EXTRACTED DATA
—————
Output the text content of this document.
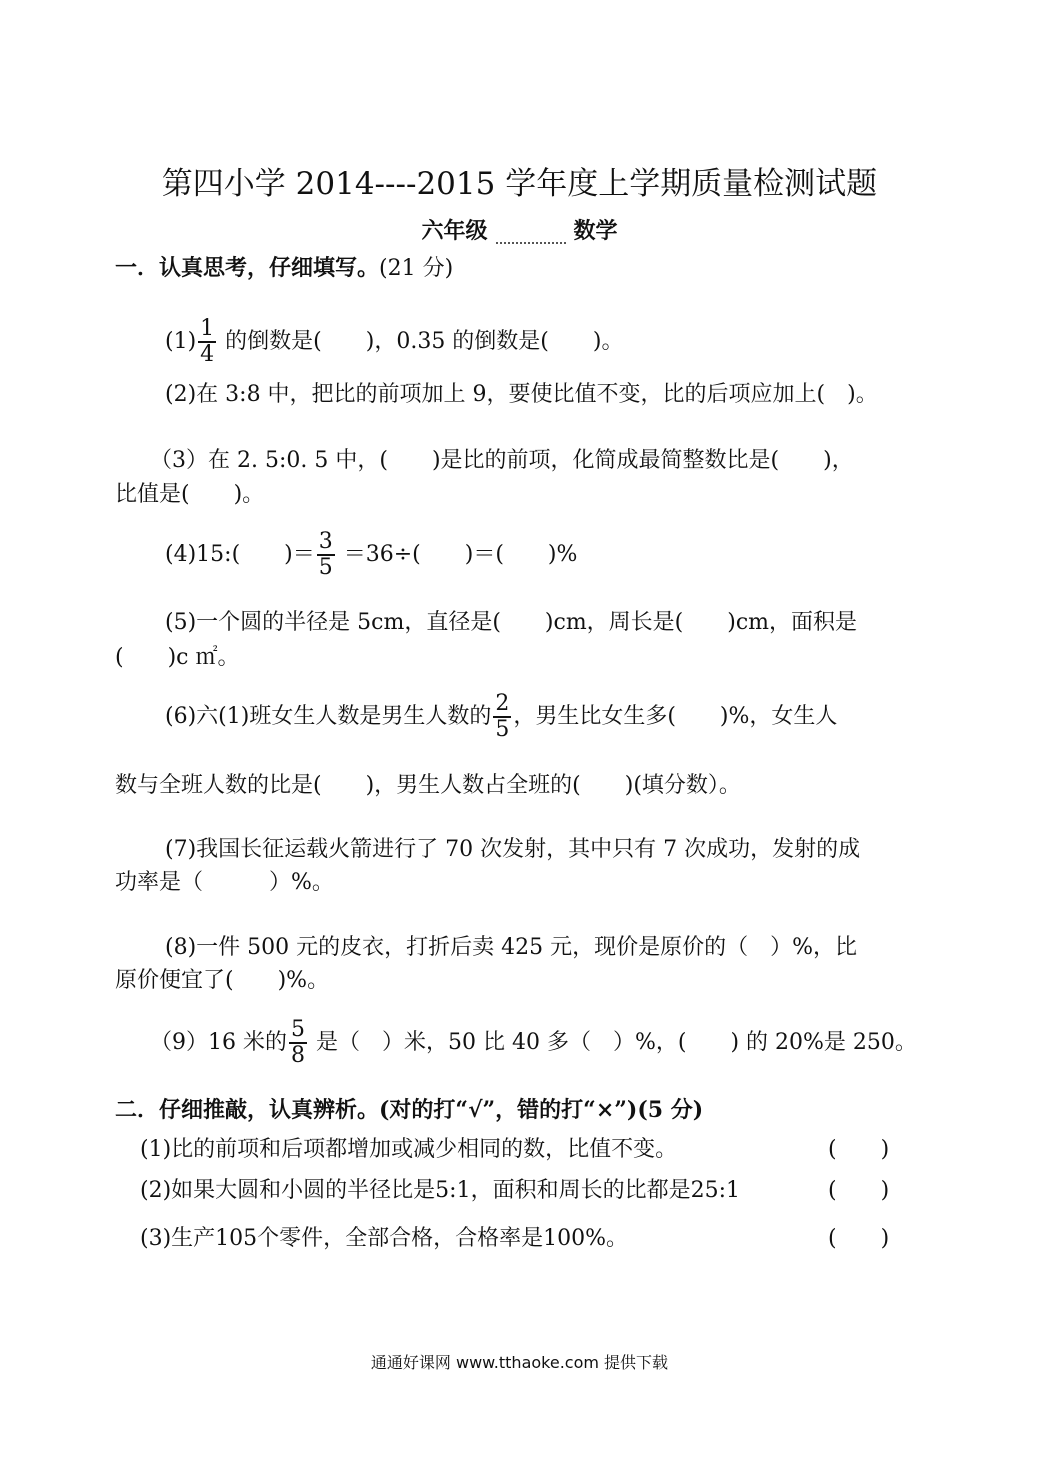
第四小学 2014----2015 学年度上学期质量检测试题
六年级	数学
一．认真思考，仔细填写。(21 分)
$(1) \frac{1}{4}$ 的倒数是(　　)，0.35 的倒数是(　　)。
(2)在 3:8 中，把比的前项加上 9，要使比值不变，比的后项应加上(　)。
（3）在 2. 5:0. 5 中，(　　)是比的前项，化简成最简整数比是(　　)，
比值是(　　)。
(4)15:(　　)＝ $\frac{3}{5} =36\div$(　　)＝(　　)%
(5)一个圆的半径是 5cm，直径是(　　)cm，周长是(　　)cm，面积是
(　　)c ㎡。
(6)六(1)班女生人数是男生人数的 $\frac{2}{5}$ ，男生比女生多(　　)%，女生人
数与全班人数的比是(　　)，男生人数占全班的(　　)(填分数）。
(7)我国长征运载火箭进行了 70 次发射，其中只有 7 次成功，发射的成
功率是（　　　）%。
(8)一件 500 元的皮衣，打折后卖 425 元，现价是原价的（　）%，比
原价便宜了(　　)%。
（9）16 米的 $\frac{5}{8}$ 是（　）米，50 比 40 多（　）%，(　　) 的 20%是 250。
二．仔细推敲，认真辨析。(对的打“√”，错的打“×”)(5 分)
(1)比的前项和后项都增加或减少相同的数，比值不变。	(　　)
(2)如果大圆和小圆的半径比是5:1，面积和周长的比都是25:1	(　　)
(3)生产105个零件，全部合格，合格率是100%。	(　　)
通通好课网 www.tthaoke.com 提供下载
—————
WORK TO COMPLETE
Return the material word for word. Pictures are not part of the copy.

RESULT OF THIS TASK
Output the text content of this document.
第四小学 2014----2015 学年度上学期质量检测试题
六年级	数学
一．认真思考，仔细填写。(21 分)
$(1) \frac{1}{4}$ 的倒数是(　　)，0.35 的倒数是(　　)。
(2)在 3:8 中，把比的前项加上 9，要使比值不变，比的后项应加上(　)。
（3）在 2. 5:0. 5 中，(　　)是比的前项，化简成最简整数比是(　　)，
比值是(　　)。
(4)15:(　　)＝ $\frac{3}{5} =36\div$(　　)＝(　　)%
(5)一个圆的半径是 5cm，直径是(　　)cm，周长是(　　)cm，面积是
(　　)c ㎡。
(6)六(1)班女生人数是男生人数的 $\frac{2}{5}$ ，男生比女生多(　　)%，女生人
数与全班人数的比是(　　)，男生人数占全班的(　　)(填分数）。
(7)我国长征运载火箭进行了 70 次发射，其中只有 7 次成功，发射的成
功率是（　　　）%。
(8)一件 500 元的皮衣，打折后卖 425 元，现价是原价的（　）%，比
原价便宜了(　　)%。
（9）16 米的 $\frac{5}{8}$ 是（　）米，50 比 40 多（　）%，(　　) 的 20%是 250。
二．仔细推敲，认真辨析。(对的打“√”，错的打“×”)(5 分)
(1)比的前项和后项都增加或减少相同的数，比值不变。	(　　)
(2)如果大圆和小圆的半径比是5:1，面积和周长的比都是25:1	(　　)
(3)生产105个零件，全部合格，合格率是100%。	(　　)
通通好课网 www.tthaoke.com 提供下载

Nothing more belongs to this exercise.